Continue the passage on Todd Coffey's revision elbow surgery from the point where it stops; the records that follow it are not part of it.

··· Passage provided ···

At 10:58 a.m., she sliced through the bag and pulled out Todd Coffey's new elbow ligament. Quinn dipped it in the water and
let it continue to thaw as ElAttrache stitched together Coffey's leg and laid a few Steri-Strips over the sutures. Six minutes after its water bath began, the allograft was ready.

If Todd Coffey wanted to pitch again, it would be with the semitendinosus tendon of Donor ID 101079556, a twenty-four-year-old male who'd died in a car accident. Nobody in the room knew his name. Coffey's new tendon (cost: three thousand dollars) had arrived vacuum sealed from RTI Biologics in Gainesville, Florida, packed in dry ice inside a cooler stuffed into corrugated cardboard, just another brown box among the many dropped off at Kerlan-Jobe, a frozen miracle to undo what years of pitching had wrought.

The tool kit for ElAttrache's standard UCL replacement includes sutures made of collagen-coated, polyester-wrapped plastic polymer, stainless-steel alloy drill bits manufactured to eat through bone without burning it, chamfers to round off sharp edges of bone that could slice the fresh tendon, and the battery-powered Arthrex 600 drill. ElAttrache stood above Coffey, ready to begin the most delicate phase of the surgery: drilling two holes in the ulna that intersect like a V in the middle of the bone. The graft would come in one side and out the other. Then both ends would slide into a 5.0-millimeter tunnel on the bottom of the humerus, where two smaller drill holes on the top of the bone would create separate paths for the two ends, which would be yanked taut by the sutures ElAttrache laid earlier. Once the tension was correct, ElAttrache would knot the sutures together on the outside of the bone, stabilizing the new UCL.

The tiniest error could end Coffey's career. During Coffey's first Tommy John, this was a ho-hum portion of the proceedings, but in a revision—particularly one lasting this long—maintaining bone integrity presented the greatest danger. Forget baseball being a game of inches. Surgery dabbles in fractions of millimeters. The drill holes from Coffey's first surgery left his ulna in danger of cracking. ElAttrache needed holes small enough to ensure the
bone's stability and large enough to accept the thick graft. Already he had shaved down the semitendinosus to accommodate it. He took a deep breath, sucking in his mask, and leaned in toward the ulna, ready to fix Coffey's elbow using the docking method, a variation on Jobe's original surgery.

··· Data for analysis ···

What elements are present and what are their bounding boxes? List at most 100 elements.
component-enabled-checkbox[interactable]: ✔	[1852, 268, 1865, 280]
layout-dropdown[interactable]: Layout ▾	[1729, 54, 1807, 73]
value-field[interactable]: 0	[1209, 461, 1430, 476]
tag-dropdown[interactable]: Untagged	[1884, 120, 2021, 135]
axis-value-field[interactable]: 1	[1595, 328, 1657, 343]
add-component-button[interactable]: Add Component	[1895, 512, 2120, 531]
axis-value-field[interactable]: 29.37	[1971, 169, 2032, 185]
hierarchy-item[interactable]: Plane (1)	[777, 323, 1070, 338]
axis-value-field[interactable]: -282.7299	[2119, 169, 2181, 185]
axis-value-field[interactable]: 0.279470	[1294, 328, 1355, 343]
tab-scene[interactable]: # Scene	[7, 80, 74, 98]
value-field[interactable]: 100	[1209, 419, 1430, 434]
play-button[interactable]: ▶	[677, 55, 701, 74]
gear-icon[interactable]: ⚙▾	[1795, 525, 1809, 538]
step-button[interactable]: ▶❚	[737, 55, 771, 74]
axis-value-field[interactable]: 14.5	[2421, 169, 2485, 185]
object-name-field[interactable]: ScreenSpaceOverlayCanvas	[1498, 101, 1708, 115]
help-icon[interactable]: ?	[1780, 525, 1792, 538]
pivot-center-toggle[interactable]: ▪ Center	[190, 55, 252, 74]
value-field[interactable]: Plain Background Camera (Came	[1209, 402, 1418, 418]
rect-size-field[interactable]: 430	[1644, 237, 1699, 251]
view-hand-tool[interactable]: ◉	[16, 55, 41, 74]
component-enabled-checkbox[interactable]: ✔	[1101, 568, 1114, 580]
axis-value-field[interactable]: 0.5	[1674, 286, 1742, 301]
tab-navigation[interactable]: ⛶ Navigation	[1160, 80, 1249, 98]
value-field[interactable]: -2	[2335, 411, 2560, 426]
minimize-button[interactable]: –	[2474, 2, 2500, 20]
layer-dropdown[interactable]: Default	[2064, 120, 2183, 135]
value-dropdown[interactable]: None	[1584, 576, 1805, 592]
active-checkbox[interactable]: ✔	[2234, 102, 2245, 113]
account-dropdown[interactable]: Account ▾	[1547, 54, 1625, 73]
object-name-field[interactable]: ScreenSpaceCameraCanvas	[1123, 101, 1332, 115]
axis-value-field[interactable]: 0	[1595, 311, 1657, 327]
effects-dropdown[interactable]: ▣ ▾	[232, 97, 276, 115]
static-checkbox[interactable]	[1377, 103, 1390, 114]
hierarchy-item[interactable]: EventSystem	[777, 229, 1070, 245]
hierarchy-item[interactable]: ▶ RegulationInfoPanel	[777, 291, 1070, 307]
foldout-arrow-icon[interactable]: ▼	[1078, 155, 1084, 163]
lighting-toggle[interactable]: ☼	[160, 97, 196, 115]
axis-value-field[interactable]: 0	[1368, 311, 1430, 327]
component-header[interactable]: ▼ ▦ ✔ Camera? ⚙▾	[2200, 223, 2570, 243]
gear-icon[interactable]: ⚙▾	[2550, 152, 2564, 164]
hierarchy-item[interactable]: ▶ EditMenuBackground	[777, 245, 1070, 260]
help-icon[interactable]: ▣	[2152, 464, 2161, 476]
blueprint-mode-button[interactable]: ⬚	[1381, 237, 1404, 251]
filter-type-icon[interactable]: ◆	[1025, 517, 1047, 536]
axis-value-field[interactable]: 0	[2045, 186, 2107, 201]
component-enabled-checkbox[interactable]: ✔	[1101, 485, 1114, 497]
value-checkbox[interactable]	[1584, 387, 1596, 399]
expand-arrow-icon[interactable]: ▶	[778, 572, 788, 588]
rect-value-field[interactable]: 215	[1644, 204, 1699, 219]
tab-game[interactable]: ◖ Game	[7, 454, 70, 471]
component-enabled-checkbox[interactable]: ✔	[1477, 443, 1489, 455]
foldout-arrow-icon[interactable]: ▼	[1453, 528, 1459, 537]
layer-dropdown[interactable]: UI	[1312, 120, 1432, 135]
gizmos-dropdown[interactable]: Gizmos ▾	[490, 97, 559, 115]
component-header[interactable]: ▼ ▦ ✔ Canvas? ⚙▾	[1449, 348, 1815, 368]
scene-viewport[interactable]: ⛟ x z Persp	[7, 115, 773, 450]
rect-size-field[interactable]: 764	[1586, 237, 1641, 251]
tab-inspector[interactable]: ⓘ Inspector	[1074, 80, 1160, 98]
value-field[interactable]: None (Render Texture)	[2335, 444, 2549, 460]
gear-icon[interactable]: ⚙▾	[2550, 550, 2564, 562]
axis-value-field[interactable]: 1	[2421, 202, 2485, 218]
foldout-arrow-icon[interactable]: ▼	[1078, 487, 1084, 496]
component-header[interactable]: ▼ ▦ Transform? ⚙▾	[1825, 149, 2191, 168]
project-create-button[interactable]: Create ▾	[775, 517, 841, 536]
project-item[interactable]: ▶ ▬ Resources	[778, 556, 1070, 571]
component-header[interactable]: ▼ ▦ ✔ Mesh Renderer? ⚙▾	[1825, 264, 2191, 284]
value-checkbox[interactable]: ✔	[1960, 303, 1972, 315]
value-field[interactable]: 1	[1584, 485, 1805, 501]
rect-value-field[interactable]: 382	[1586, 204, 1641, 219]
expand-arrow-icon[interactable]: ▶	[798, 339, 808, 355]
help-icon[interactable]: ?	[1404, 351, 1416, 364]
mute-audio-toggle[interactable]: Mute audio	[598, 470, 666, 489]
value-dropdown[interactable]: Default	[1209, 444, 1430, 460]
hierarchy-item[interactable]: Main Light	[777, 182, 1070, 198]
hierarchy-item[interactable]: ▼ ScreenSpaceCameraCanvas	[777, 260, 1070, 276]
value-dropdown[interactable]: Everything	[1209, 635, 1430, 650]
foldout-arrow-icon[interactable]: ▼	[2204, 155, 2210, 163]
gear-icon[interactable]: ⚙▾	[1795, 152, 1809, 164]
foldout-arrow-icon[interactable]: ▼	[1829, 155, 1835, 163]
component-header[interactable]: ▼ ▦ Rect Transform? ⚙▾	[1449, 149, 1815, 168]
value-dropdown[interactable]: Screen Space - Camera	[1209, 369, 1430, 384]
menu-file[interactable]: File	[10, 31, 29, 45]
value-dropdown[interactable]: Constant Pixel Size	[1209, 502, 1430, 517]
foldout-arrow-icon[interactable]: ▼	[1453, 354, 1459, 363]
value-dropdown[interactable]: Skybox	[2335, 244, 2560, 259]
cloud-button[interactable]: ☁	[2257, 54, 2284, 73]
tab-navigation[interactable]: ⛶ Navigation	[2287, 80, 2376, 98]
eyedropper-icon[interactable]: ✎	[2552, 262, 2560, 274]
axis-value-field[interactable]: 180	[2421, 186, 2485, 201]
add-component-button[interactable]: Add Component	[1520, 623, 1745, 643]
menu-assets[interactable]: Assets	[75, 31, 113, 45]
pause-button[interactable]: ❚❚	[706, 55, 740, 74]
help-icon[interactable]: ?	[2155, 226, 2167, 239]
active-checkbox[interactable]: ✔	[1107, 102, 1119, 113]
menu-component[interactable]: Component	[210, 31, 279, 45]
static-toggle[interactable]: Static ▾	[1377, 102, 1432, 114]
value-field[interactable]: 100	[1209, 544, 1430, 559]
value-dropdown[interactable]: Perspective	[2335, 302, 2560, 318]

···

**Written answer:**
As he depressed the drill's trigger, ElAttrache used a guide to stop the bit from plunging too far. “I have to be careful on the ulnar side,” he had explained earlier. “I don't want to break the bridge.” The bridge is the area between the two holes. The bigger the bridge, the less likely the bone is to crack. If the bone did fail, ElAttrache could attach the UCL with a metal button or screw, an inferior solution. Broken bone meant no more baseball.

Immediately ElAttrache knew the 3.5-millimeter holes in the ulna were too small. He took away the guide and free-handed one hole to a 3.6-millimeter width. He tried to pull the graft through. Not even close. He didn't want to thin it any more, either. Most blowouts leave most of the original UCL in place; the surgeon can tie the new tendon on top of it, using the native ligament's collagen to help in the healing process. Coffey's had practically vaporized, the remaining pieces infinitesimal.

ElAttrache asked for a 4.0-millimeter bit. As Hale prepared the drill, ElAttrache debrided tissue from the bone. Shin, the hand doctor, suctioned away the refuse. ElAttrache wanted a closer look. The bridge was getting smaller by the moment, the peril growing larger.

“I'm ready,” ElAttrache said. He widened the holes to 4.0 millimeters and tried to pass the graft again. It wouldn't budge. He was getting pissed. In a normal surgery, he could drill the ulnar tunnel with his eyes closed. He asked for a 4.5-millimeter guide but kept the 4.0-millimeter bit. The slightest mistake meant total failure, and ElAttrache was inviting it by free-handing the drill to expand the tunnel's opening by that fraction of a millimeter.